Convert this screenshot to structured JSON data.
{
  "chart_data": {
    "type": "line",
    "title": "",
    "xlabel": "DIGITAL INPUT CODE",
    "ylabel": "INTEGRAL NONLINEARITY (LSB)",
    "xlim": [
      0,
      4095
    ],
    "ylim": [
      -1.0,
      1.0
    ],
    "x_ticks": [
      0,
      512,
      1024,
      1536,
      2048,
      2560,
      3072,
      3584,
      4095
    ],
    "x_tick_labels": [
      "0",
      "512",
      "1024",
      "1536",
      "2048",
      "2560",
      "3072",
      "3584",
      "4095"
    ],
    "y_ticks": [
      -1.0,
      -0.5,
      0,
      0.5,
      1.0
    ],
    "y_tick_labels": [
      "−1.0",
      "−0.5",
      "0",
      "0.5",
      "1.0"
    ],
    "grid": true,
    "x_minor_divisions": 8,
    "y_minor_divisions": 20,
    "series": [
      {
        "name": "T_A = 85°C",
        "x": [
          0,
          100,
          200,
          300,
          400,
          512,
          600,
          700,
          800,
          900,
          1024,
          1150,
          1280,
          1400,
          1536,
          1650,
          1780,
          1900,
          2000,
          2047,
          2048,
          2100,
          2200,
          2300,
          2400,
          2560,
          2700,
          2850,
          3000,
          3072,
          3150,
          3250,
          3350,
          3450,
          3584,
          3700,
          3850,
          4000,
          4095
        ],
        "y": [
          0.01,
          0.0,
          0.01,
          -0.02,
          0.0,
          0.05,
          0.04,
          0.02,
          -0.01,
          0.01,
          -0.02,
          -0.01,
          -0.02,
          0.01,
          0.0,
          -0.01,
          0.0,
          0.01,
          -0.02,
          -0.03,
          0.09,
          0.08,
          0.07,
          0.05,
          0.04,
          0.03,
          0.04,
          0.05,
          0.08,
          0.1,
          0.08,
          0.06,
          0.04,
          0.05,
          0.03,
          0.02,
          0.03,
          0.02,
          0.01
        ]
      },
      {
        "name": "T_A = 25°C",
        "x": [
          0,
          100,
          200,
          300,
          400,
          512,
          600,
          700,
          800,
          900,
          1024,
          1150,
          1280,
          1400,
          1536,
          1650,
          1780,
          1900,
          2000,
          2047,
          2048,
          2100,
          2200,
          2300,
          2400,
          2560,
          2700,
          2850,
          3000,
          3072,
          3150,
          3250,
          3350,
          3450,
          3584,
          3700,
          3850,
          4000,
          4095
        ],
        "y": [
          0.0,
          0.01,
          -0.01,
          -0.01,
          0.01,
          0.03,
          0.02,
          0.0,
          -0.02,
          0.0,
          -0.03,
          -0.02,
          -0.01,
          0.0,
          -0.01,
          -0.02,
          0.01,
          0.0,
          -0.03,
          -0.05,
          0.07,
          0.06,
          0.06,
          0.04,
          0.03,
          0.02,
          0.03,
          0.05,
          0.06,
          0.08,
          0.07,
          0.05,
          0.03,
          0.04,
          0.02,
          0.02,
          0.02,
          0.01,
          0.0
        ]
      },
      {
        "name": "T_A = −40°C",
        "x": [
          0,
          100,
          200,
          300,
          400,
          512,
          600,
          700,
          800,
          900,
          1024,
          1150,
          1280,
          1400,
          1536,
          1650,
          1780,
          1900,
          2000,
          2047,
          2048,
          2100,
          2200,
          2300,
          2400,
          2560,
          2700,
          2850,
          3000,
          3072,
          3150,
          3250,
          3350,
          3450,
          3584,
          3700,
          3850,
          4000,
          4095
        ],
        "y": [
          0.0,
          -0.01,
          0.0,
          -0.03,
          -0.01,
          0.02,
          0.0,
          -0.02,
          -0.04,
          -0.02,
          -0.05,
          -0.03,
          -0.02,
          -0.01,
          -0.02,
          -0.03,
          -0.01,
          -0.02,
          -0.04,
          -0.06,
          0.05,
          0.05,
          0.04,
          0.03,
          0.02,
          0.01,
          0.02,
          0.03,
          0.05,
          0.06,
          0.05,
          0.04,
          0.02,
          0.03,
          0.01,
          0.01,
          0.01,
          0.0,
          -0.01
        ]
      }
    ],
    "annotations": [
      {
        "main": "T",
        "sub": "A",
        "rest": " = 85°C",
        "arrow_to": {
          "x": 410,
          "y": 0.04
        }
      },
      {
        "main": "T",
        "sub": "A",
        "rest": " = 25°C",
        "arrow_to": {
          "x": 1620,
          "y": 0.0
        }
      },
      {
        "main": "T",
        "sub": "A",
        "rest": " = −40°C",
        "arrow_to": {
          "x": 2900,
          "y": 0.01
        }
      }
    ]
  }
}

+-------+

--- Task instructions ---
Print the whole listing exactly as it is.

--- Exercise output ---
Convert this screenshot to structured JSON data.
{
  "chart_data": {
    "type": "line",
    "title": "",
    "xlabel": "DIGITAL INPUT CODE",
    "ylabel": "INTEGRAL NONLINEARITY (LSB)",
    "xlim": [
      0,
      4095
    ],
    "ylim": [
      -1.0,
      1.0
    ],
    "x_ticks": [
      0,
      512,
      1024,
      1536,
      2048,
      2560,
      3072,
      3584,
      4095
    ],
    "x_tick_labels": [
      "0",
      "512",
      "1024",
      "1536",
      "2048",
      "2560",
      "3072",
      "3584",
      "4095"
    ],
    "y_ticks": [
      -1.0,
      -0.5,
      0,
      0.5,
      1.0
    ],
    "y_tick_labels": [
      "−1.0",
      "−0.5",
      "0",
      "0.5",
      "1.0"
    ],
    "grid": true,
    "x_minor_divisions": 8,
    "y_minor_divisions": 20,
    "series": [
      {
        "name": "T_A = 85°C",
        "x": [
          0,
          100,
          200,
          300,
          400,
          512,
          600,
          700,
          800,
          900,
          1024,
          1150,
          1280,
          1400,
          1536,
          1650,
          1780,
          1900,
          2000,
          2047,
          2048,
          2100,
          2200,
          2300,
          2400,
          2560,
          2700,
          2850,
          3000,
          3072,
          3150,
          3250,
          3350,
          3450,
          3584,
          3700,
          3850,
          4000,
          4095
        ],
        "y": [
          0.01,
          0.0,
          0.01,
          -0.02,
          0.0,
          0.05,
          0.04,
          0.02,
          -0.01,
          0.01,
          -0.02,
          -0.01,
          -0.02,
          0.01,
          0.0,
          -0.01,
          0.0,
          0.01,
          -0.02,
          -0.03,
          0.09,
          0.08,
          0.07,
          0.05,
          0.04,
          0.03,
          0.04,
          0.05,
          0.08,
          0.1,
          0.08,
          0.06,
          0.04,
          0.05,
          0.03,
          0.02,
          0.03,
          0.02,
          0.01
        ]
      },
      {
        "name": "T_A = 25°C",
        "x": [
          0,
          100,
          200,
          300,
          400,
          512,
          600,
          700,
          800,
          900,
          1024,
          1150,
          1280,
          1400,
          1536,
          1650,
          1780,
          1900,
          2000,
          2047,
          2048,
          2100,
          2200,
          2300,
          2400,
          2560,
          2700,
          2850,
          3000,
          3072,
          3150,
          3250,
          3350,
          3450,
          3584,
          3700,
          3850,
          4000,
          4095
        ],
        "y": [
          0.0,
          0.01,
          -0.01,
          -0.01,
          0.01,
          0.03,
          0.02,
          0.0,
          -0.02,
          0.0,
          -0.03,
          -0.02,
          -0.01,
          0.0,
          -0.01,
          -0.02,
          0.01,
          0.0,
          -0.03,
          -0.05,
          0.07,
          0.06,
          0.06,
          0.04,
          0.03,
          0.02,
          0.03,
          0.05,
          0.06,
          0.08,
          0.07,
          0.05,
          0.03,
          0.04,
          0.02,
          0.02,
          0.02,
          0.01,
          0.0
        ]
      },
      {
        "name": "T_A = −40°C",
        "x": [
          0,
          100,
          200,
          300,
          400,
          512,
          600,
          700,
          800,
          900,
          1024,
          1150,
          1280,
          1400,
          1536,
          1650,
          1780,
          1900,
          2000,
          2047,
          2048,
          2100,
          2200,
          2300,
          2400,
          2560,
          2700,
          2850,
          3000,
          3072,
          3150,
          3250,
          3350,
          3450,
          3584,
          3700,
          3850,
          4000,
          4095
        ],
        "y": [
          0.0,
          -0.01,
          0.0,
          -0.03,
          -0.01,
          0.02,
          0.0,
          -0.02,
          -0.04,
          -0.02,
          -0.05,
          -0.03,
          -0.02,
          -0.01,
          -0.02,
          -0.03,
          -0.01,
          -0.02,
          -0.04,
          -0.06,
          0.05,
          0.05,
          0.04,
          0.03,
          0.02,
          0.01,
          0.02,
          0.03,
          0.05,
          0.06,
          0.05,
          0.04,
          0.02,
          0.03,
          0.01,
          0.01,
          0.01,
          0.0,
          -0.01
        ]
      }
    ],
    "annotations": [
      {
        "main": "T",
        "sub": "A",
        "rest": " = 85°C",
        "arrow_to": {
          "x": 410,
          "y": 0.04
        }
      },
      {
        "main": "T",
        "sub": "A",
        "rest": " = 25°C",
        "arrow_to": {
          "x": 1620,
          "y": 0.0
        }
      },
      {
        "main": "T",
        "sub": "A",
        "rest": " = −40°C",
        "arrow_to": {
          "x": 2900,
          "y": 0.01
        }
      }
    ]
  }
}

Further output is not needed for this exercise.